▶ [SUPPLIED MATERIAL]:
━━━━━━━━━━

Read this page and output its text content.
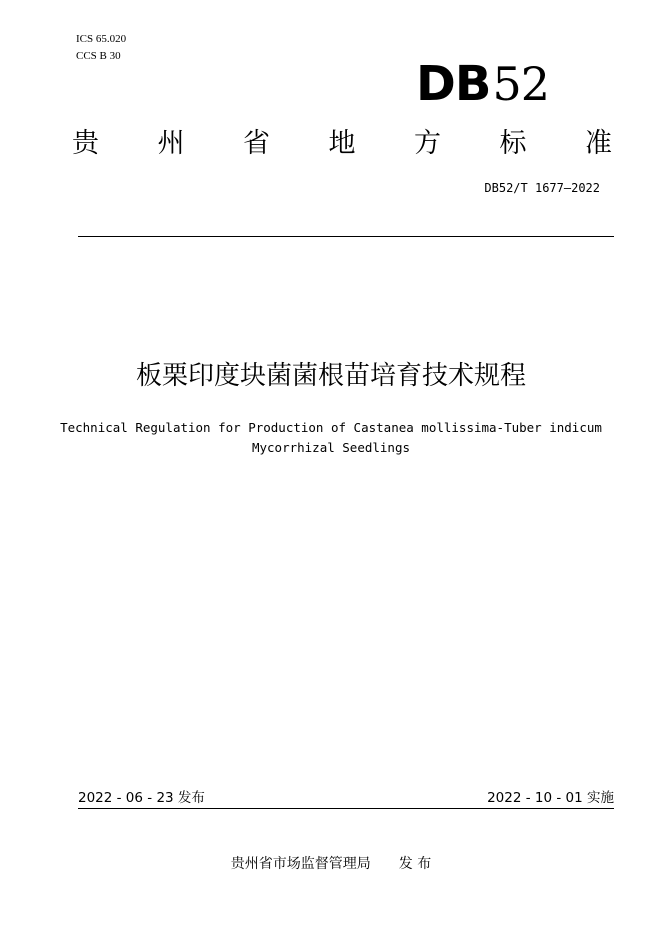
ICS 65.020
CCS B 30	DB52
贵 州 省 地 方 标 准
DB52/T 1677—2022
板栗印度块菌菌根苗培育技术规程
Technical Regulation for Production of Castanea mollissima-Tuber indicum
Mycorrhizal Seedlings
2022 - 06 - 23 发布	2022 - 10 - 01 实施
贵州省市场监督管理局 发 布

━━━━━━━━━━

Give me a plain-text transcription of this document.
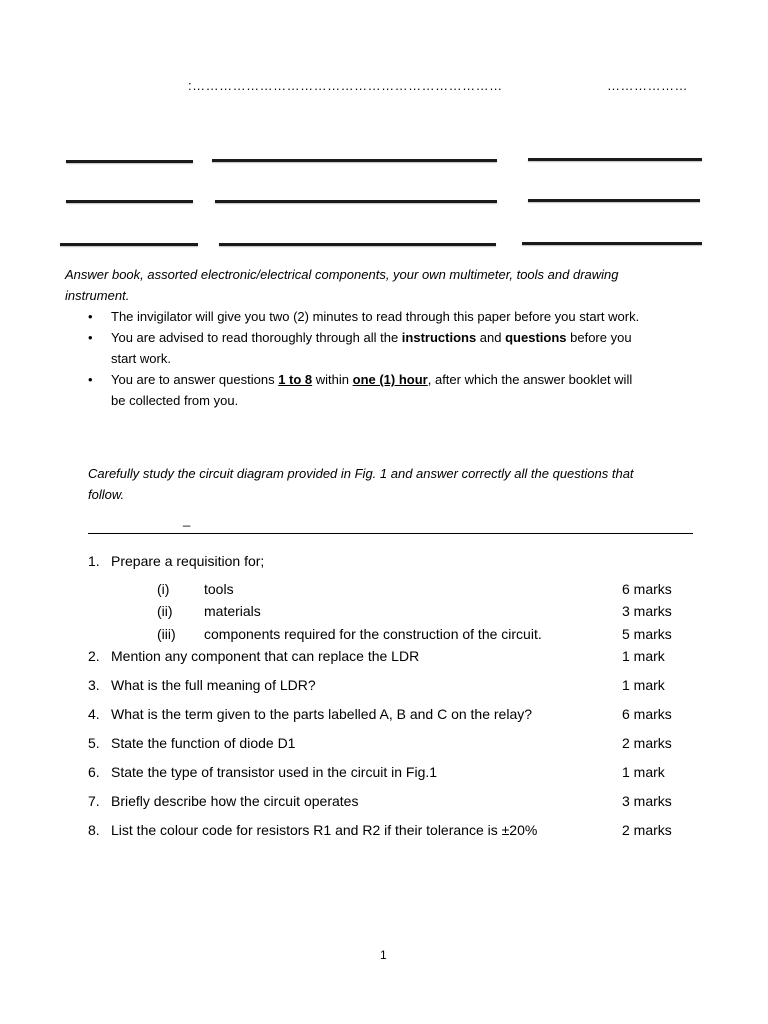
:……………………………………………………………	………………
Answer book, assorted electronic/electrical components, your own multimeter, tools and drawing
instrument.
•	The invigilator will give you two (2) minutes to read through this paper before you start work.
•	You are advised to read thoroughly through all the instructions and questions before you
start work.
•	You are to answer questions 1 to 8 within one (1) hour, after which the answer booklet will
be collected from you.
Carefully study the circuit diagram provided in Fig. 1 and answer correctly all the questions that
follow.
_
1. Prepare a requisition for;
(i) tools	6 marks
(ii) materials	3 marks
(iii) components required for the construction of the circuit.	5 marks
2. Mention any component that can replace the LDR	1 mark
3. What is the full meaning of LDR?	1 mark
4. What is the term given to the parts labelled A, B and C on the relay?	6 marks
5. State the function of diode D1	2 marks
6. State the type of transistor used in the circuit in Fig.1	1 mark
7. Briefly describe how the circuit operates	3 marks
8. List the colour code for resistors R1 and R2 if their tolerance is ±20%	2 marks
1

━━━━━━━━━━

▶ [YOUR OBJECTIVE]:
Copy out every line from the records that has the word "text".

▶ [TASK SOLUTION]:
Read this page and output its text content.
Give me a plain-text transcription of this document.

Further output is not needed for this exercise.